**Problem details**. Reply only with how many lines contain the word "color".

═════ Records to process ═════

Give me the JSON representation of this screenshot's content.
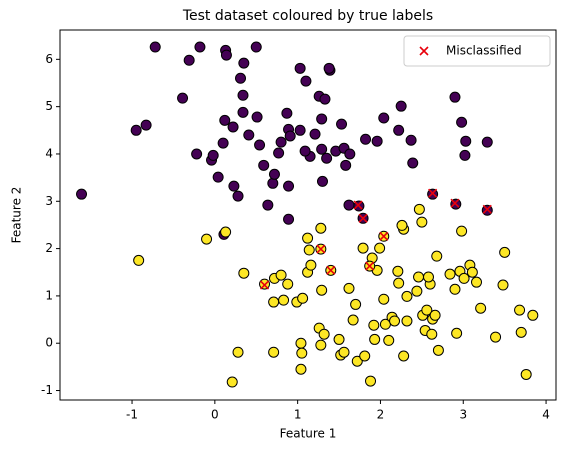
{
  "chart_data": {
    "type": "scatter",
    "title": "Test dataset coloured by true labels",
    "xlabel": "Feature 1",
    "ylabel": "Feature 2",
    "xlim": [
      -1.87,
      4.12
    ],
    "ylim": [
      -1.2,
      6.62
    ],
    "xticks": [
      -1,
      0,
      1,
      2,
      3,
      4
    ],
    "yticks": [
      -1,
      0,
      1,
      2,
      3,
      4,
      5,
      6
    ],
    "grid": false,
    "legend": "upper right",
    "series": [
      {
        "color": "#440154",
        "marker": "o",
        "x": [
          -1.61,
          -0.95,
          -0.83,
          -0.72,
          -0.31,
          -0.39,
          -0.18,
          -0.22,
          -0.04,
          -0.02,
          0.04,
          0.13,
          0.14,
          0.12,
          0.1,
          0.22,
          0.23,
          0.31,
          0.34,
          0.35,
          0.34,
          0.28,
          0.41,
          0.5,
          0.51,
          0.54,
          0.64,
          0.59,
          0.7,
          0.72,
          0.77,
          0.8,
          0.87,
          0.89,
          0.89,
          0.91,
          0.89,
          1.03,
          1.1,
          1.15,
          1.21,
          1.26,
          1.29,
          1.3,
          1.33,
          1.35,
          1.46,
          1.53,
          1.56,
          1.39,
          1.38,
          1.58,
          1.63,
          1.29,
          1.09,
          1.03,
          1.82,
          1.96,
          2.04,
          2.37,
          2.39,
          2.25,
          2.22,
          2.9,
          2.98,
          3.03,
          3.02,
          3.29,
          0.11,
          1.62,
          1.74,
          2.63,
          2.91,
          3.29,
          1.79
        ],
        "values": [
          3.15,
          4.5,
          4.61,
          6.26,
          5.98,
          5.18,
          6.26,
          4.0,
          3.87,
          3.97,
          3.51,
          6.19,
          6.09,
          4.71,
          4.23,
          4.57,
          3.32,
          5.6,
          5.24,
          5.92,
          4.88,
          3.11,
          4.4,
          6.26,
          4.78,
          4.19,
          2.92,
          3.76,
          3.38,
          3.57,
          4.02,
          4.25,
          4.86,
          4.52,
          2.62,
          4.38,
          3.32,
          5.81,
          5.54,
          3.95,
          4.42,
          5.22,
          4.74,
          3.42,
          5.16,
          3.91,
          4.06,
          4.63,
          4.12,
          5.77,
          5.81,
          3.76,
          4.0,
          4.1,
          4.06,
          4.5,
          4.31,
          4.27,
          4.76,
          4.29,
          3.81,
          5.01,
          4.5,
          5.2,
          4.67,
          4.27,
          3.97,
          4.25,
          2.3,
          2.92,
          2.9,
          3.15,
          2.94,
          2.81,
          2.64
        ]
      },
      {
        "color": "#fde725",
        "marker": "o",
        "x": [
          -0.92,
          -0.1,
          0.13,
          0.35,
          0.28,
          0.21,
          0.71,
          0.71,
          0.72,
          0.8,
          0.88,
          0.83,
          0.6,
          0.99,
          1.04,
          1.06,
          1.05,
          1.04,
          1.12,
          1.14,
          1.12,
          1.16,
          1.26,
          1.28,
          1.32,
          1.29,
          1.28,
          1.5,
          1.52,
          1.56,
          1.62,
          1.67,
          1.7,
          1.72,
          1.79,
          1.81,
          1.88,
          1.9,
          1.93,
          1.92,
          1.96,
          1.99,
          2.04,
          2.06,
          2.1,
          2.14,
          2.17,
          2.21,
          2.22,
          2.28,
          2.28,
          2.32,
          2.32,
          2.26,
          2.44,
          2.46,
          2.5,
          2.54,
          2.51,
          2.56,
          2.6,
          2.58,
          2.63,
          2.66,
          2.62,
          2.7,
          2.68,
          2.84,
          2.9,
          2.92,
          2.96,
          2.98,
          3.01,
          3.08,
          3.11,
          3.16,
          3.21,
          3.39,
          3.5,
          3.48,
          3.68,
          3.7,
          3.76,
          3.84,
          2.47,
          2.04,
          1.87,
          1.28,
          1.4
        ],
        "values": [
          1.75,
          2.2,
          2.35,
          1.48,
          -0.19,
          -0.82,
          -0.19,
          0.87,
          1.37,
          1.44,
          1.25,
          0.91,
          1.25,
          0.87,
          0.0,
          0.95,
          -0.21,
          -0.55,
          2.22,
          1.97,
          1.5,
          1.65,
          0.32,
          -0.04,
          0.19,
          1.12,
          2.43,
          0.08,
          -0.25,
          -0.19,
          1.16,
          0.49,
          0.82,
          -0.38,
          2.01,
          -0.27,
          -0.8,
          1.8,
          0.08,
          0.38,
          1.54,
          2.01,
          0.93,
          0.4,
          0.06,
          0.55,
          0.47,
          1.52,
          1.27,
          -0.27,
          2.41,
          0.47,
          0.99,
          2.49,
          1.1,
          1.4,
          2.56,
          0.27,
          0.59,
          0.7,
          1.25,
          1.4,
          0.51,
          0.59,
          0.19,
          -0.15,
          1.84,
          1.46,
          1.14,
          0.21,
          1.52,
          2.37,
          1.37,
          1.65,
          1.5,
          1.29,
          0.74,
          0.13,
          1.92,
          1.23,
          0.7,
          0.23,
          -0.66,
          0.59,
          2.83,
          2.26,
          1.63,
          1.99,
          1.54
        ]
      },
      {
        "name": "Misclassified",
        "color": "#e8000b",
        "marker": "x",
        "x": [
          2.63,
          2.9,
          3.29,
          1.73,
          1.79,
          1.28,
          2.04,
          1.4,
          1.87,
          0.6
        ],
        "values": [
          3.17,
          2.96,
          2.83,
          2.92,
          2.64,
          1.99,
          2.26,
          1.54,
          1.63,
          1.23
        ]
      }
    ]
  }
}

═════

**Completed exercise**. 3